All material below is to be reproduced exactly.

The records
━━━━━━━━━━━━━━━━━━━━━━━━━━━━━━
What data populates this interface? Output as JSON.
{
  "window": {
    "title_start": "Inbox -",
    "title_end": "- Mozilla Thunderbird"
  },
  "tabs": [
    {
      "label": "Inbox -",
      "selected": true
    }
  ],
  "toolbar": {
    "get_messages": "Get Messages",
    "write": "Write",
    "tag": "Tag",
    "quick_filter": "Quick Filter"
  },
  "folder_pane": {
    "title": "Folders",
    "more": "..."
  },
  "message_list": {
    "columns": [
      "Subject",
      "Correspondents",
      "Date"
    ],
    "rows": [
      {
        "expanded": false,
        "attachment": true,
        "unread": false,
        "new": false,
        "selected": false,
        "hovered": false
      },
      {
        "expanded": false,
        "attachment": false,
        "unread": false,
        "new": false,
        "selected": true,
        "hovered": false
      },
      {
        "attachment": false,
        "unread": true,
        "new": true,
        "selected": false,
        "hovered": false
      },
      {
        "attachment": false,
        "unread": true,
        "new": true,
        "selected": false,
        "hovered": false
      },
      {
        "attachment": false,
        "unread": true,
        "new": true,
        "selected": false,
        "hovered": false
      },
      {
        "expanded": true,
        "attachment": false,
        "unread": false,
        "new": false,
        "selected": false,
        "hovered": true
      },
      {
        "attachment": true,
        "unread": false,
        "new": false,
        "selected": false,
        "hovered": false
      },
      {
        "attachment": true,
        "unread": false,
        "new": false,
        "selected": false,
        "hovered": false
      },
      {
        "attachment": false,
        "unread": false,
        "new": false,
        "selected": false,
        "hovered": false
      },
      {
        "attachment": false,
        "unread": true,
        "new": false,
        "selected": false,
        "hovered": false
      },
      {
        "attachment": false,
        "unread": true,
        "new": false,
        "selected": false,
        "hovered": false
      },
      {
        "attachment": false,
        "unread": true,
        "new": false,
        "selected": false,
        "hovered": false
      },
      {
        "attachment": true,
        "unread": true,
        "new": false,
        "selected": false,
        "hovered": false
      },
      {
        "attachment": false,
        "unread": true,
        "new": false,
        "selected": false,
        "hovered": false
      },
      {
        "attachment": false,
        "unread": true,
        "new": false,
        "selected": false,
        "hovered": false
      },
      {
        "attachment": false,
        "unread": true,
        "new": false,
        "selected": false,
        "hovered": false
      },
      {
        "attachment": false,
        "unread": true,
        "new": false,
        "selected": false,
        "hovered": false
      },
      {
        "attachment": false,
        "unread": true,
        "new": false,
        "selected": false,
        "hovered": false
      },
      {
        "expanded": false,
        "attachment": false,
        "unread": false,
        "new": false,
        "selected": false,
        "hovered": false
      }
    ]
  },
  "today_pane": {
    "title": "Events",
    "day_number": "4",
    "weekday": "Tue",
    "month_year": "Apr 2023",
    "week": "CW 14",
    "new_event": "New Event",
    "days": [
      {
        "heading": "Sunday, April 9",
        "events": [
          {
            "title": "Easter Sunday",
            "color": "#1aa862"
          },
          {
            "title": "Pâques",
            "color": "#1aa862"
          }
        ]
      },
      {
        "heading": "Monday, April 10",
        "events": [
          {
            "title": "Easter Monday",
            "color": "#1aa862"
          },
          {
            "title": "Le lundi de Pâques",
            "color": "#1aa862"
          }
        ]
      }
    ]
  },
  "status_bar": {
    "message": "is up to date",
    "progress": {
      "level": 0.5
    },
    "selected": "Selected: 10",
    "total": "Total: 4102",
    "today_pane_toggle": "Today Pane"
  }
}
━━━━━━━━━━━━━━━━━━━━━━━━━━━━━━
Written answer
What data populates this interface? Output as JSON.
{
  "window": {
    "title_start": "Inbox -",
    "title_end": "- Mozilla Thunderbird"
  },
  "tabs": [
    {
      "label": "Inbox -",
      "selected": true
    }
  ],
  "toolbar": {
    "get_messages": "Get Messages",
    "write": "Write",
    "tag": "Tag",
    "quick_filter": "Quick Filter"
  },
  "folder_pane": {
    "title": "Folders",
    "more": "..."
  },
  "message_list": {
    "columns": [
      "Subject",
      "Correspondents",
      "Date"
    ],
    "rows": [
      {
        "expanded": false,
        "attachment": true,
        "unread": false,
        "new": false,
        "selected": false,
        "hovered": false
      },
      {
        "expanded": false,
        "attachment": false,
        "unread": false,
        "new": false,
        "selected": true,
        "hovered": false
      },
      {
        "attachment": false,
        "unread": true,
        "new": true,
        "selected": false,
        "hovered": false
      },
      {
        "attachment": false,
        "unread": true,
        "new": true,
        "selected": false,
        "hovered": false
      },
      {
        "attachment": false,
        "unread": true,
        "new": true,
        "selected": false,
        "hovered": false
      },
      {
        "expanded": true,
        "attachment": false,
        "unread": false,
        "new": false,
        "selected": false,
        "hovered": true
      },
      {
        "attachment": true,
        "unread": false,
        "new": false,
        "selected": false,
        "hovered": false
      },
      {
        "attachment": true,
        "unread": false,
        "new": false,
        "selected": false,
        "hovered": false
      },
      {
        "attachment": false,
        "unread": false,
        "new": false,
        "selected": false,
        "hovered": false
      },
      {
        "attachment": false,
        "unread": true,
        "new": false,
        "selected": false,
        "hovered": false
      },
      {
        "attachment": false,
        "unread": true,
        "new": false,
        "selected": false,
        "hovered": false
      },
      {
        "attachment": false,
        "unread": true,
        "new": false,
        "selected": false,
        "hovered": false
      },
      {
        "attachment": true,
        "unread": true,
        "new": false,
        "selected": false,
        "hovered": false
      },
      {
        "attachment": false,
        "unread": true,
        "new": false,
        "selected": false,
        "hovered": false
      },
      {
        "attachment": false,
        "unread": true,
        "new": false,
        "selected": false,
        "hovered": false
      },
      {
        "attachment": false,
        "unread": true,
        "new": false,
        "selected": false,
        "hovered": false
      },
      {
        "attachment": false,
        "unread": true,
        "new": false,
        "selected": false,
        "hovered": false
      },
      {
        "attachment": false,
        "unread": true,
        "new": false,
        "selected": false,
        "hovered": false
      },
      {
        "expanded": false,
        "attachment": false,
        "unread": false,
        "new": false,
        "selected": false,
        "hovered": false
      }
    ]
  },
  "today_pane": {
    "title": "Events",
    "day_number": "4",
    "weekday": "Tue",
    "month_year": "Apr 2023",
    "week": "CW 14",
    "new_event": "New Event",
    "days": [
      {
        "heading": "Sunday, April 9",
        "events": [
          {
            "title": "Easter Sunday",
            "color": "#1aa862"
          },
          {
            "title": "Pâques",
            "color": "#1aa862"
          }
        ]
      },
      {
        "heading": "Monday, April 10",
        "events": [
          {
            "title": "Easter Monday",
            "color": "#1aa862"
          },
          {
            "title": "Le lundi de Pâques",
            "color": "#1aa862"
          }
        ]
      }
    ]
  },
  "status_bar": {
    "message": "is up to date",
    "progress": {
      "level": 0.5
    },
    "selected": "Selected: 10",
    "total": "Total: 4102",
    "today_pane_toggle": "Today Pane"
  }
}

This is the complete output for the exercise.